> [Collection entries]

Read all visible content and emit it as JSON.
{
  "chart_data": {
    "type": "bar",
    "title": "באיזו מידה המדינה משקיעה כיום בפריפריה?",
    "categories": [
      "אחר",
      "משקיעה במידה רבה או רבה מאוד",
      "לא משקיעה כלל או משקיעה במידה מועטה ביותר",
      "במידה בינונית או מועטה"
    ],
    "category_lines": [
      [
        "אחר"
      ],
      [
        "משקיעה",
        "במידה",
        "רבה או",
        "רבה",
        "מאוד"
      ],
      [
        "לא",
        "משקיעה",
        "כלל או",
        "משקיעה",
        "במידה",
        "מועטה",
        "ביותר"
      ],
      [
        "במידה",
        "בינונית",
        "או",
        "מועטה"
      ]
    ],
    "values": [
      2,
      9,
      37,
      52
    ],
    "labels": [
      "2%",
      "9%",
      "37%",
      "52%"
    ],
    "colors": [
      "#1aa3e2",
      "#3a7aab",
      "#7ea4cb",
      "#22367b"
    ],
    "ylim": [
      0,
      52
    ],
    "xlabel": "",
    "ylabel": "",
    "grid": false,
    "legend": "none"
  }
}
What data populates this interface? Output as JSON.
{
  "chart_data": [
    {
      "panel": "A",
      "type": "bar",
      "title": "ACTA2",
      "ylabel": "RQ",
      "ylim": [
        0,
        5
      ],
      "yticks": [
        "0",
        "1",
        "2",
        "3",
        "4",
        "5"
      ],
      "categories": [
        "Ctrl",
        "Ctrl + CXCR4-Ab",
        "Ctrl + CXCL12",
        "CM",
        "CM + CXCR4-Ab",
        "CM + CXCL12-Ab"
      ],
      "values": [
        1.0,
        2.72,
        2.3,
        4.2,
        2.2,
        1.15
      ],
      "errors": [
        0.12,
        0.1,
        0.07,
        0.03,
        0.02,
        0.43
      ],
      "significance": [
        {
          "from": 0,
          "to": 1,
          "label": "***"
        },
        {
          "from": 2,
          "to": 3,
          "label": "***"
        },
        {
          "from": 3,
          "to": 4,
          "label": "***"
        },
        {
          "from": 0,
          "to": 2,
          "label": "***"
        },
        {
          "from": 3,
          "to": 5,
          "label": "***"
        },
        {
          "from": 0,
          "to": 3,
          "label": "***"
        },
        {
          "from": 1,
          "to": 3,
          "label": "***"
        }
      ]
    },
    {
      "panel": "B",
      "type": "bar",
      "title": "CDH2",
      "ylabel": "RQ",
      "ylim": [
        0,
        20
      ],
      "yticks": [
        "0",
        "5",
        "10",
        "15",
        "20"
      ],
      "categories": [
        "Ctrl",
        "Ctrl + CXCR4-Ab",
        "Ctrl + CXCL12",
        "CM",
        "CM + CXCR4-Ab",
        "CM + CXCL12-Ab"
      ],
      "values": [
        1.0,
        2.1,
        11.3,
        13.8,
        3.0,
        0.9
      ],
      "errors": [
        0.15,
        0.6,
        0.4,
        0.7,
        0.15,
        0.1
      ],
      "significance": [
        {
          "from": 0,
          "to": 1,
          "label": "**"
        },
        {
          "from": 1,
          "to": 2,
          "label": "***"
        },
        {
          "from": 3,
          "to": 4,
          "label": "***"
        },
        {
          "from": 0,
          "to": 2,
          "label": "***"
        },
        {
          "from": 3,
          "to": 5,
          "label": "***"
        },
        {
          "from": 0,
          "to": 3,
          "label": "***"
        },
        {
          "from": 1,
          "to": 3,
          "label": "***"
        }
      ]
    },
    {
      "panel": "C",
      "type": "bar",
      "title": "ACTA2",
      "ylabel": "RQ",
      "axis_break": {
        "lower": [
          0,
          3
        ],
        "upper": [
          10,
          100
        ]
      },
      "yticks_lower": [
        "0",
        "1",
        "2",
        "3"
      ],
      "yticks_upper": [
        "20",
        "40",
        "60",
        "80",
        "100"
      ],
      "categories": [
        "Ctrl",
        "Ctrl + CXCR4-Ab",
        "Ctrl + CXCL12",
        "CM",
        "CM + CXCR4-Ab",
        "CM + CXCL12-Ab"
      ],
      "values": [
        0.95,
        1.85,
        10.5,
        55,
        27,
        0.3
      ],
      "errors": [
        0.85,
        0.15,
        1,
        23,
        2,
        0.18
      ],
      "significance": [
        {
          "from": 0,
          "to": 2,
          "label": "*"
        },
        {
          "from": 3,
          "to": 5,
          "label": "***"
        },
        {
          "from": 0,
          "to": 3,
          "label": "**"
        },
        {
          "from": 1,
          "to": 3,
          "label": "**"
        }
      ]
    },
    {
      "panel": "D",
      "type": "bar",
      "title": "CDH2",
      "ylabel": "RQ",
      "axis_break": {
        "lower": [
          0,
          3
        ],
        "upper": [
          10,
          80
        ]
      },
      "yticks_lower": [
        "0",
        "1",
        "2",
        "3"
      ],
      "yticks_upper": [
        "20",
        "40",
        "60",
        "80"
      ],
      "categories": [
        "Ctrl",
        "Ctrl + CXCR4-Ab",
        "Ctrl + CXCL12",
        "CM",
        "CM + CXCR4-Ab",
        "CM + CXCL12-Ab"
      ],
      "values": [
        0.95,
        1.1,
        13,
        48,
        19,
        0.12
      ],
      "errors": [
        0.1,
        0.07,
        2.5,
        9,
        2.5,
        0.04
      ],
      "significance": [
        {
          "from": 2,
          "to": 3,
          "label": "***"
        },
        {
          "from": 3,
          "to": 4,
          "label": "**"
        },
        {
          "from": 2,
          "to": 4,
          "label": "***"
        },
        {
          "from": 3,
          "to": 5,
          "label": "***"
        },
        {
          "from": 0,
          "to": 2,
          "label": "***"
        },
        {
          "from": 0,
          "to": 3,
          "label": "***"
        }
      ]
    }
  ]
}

> [EXERCISE] Every line of the records above needs to be given again exactly.

> [RIGHT ANSWER]
Read all visible content and emit it as JSON.
{
  "chart_data": {
    "type": "bar",
    "title": "באיזו מידה המדינה משקיעה כיום בפריפריה?",
    "categories": [
      "אחר",
      "משקיעה במידה רבה או רבה מאוד",
      "לא משקיעה כלל או משקיעה במידה מועטה ביותר",
      "במידה בינונית או מועטה"
    ],
    "category_lines": [
      [
        "אחר"
      ],
      [
        "משקיעה",
        "במידה",
        "רבה או",
        "רבה",
        "מאוד"
      ],
      [
        "לא",
        "משקיעה",
        "כלל או",
        "משקיעה",
        "במידה",
        "מועטה",
        "ביותר"
      ],
      [
        "במידה",
        "בינונית",
        "או",
        "מועטה"
      ]
    ],
    "values": [
      2,
      9,
      37,
      52
    ],
    "labels": [
      "2%",
      "9%",
      "37%",
      "52%"
    ],
    "colors": [
      "#1aa3e2",
      "#3a7aab",
      "#7ea4cb",
      "#22367b"
    ],
    "ylim": [
      0,
      52
    ],
    "xlabel": "",
    "ylabel": "",
    "grid": false,
    "legend": "none"
  }
}
What data populates this interface? Output as JSON.
{
  "chart_data": [
    {
      "panel": "A",
      "type": "bar",
      "title": "ACTA2",
      "ylabel": "RQ",
      "ylim": [
        0,
        5
      ],
      "yticks": [
        "0",
        "1",
        "2",
        "3",
        "4",
        "5"
      ],
      "categories": [
        "Ctrl",
        "Ctrl + CXCR4-Ab",
        "Ctrl + CXCL12",
        "CM",
        "CM + CXCR4-Ab",
        "CM + CXCL12-Ab"
      ],
      "values": [
        1.0,
        2.72,
        2.3,
        4.2,
        2.2,
        1.15
      ],
      "errors": [
        0.12,
        0.1,
        0.07,
        0.03,
        0.02,
        0.43
      ],
      "significance": [
        {
          "from": 0,
          "to": 1,
          "label": "***"
        },
        {
          "from": 2,
          "to": 3,
          "label": "***"
        },
        {
          "from": 3,
          "to": 4,
          "label": "***"
        },
        {
          "from": 0,
          "to": 2,
          "label": "***"
        },
        {
          "from": 3,
          "to": 5,
          "label": "***"
        },
        {
          "from": 0,
          "to": 3,
          "label": "***"
        },
        {
          "from": 1,
          "to": 3,
          "label": "***"
        }
      ]
    },
    {
      "panel": "B",
      "type": "bar",
      "title": "CDH2",
      "ylabel": "RQ",
      "ylim": [
        0,
        20
      ],
      "yticks": [
        "0",
        "5",
        "10",
        "15",
        "20"
      ],
      "categories": [
        "Ctrl",
        "Ctrl + CXCR4-Ab",
        "Ctrl + CXCL12",
        "CM",
        "CM + CXCR4-Ab",
        "CM + CXCL12-Ab"
      ],
      "values": [
        1.0,
        2.1,
        11.3,
        13.8,
        3.0,
        0.9
      ],
      "errors": [
        0.15,
        0.6,
        0.4,
        0.7,
        0.15,
        0.1
      ],
      "significance": [
        {
          "from": 0,
          "to": 1,
          "label": "**"
        },
        {
          "from": 1,
          "to": 2,
          "label": "***"
        },
        {
          "from": 3,
          "to": 4,
          "label": "***"
        },
        {
          "from": 0,
          "to": 2,
          "label": "***"
        },
        {
          "from": 3,
          "to": 5,
          "label": "***"
        },
        {
          "from": 0,
          "to": 3,
          "label": "***"
        },
        {
          "from": 1,
          "to": 3,
          "label": "***"
        }
      ]
    },
    {
      "panel": "C",
      "type": "bar",
      "title": "ACTA2",
      "ylabel": "RQ",
      "axis_break": {
        "lower": [
          0,
          3
        ],
        "upper": [
          10,
          100
        ]
      },
      "yticks_lower": [
        "0",
        "1",
        "2",
        "3"
      ],
      "yticks_upper": [
        "20",
        "40",
        "60",
        "80",
        "100"
      ],
      "categories": [
        "Ctrl",
        "Ctrl + CXCR4-Ab",
        "Ctrl + CXCL12",
        "CM",
        "CM + CXCR4-Ab",
        "CM + CXCL12-Ab"
      ],
      "values": [
        0.95,
        1.85,
        10.5,
        55,
        27,
        0.3
      ],
      "errors": [
        0.85,
        0.15,
        1,
        23,
        2,
        0.18
      ],
      "significance": [
        {
          "from": 0,
          "to": 2,
          "label": "*"
        },
        {
          "from": 3,
          "to": 5,
          "label": "***"
        },
        {
          "from": 0,
          "to": 3,
          "label": "**"
        },
        {
          "from": 1,
          "to": 3,
          "label": "**"
        }
      ]
    },
    {
      "panel": "D",
      "type": "bar",
      "title": "CDH2",
      "ylabel": "RQ",
      "axis_break": {
        "lower": [
          0,
          3
        ],
        "upper": [
          10,
          80
        ]
      },
      "yticks_lower": [
        "0",
        "1",
        "2",
        "3"
      ],
      "yticks_upper": [
        "20",
        "40",
        "60",
        "80"
      ],
      "categories": [
        "Ctrl",
        "Ctrl + CXCR4-Ab",
        "Ctrl + CXCL12",
        "CM",
        "CM + CXCR4-Ab",
        "CM + CXCL12-Ab"
      ],
      "values": [
        0.95,
        1.1,
        13,
        48,
        19,
        0.12
      ],
      "errors": [
        0.1,
        0.07,
        2.5,
        9,
        2.5,
        0.04
      ],
      "significance": [
        {
          "from": 2,
          "to": 3,
          "label": "***"
        },
        {
          "from": 3,
          "to": 4,
          "label": "**"
        },
        {
          "from": 2,
          "to": 4,
          "label": "***"
        },
        {
          "from": 3,
          "to": 5,
          "label": "***"
        },
        {
          "from": 0,
          "to": 2,
          "label": "***"
        },
        {
          "from": 0,
          "to": 3,
          "label": "***"
        }
      ]
    }
  ]
}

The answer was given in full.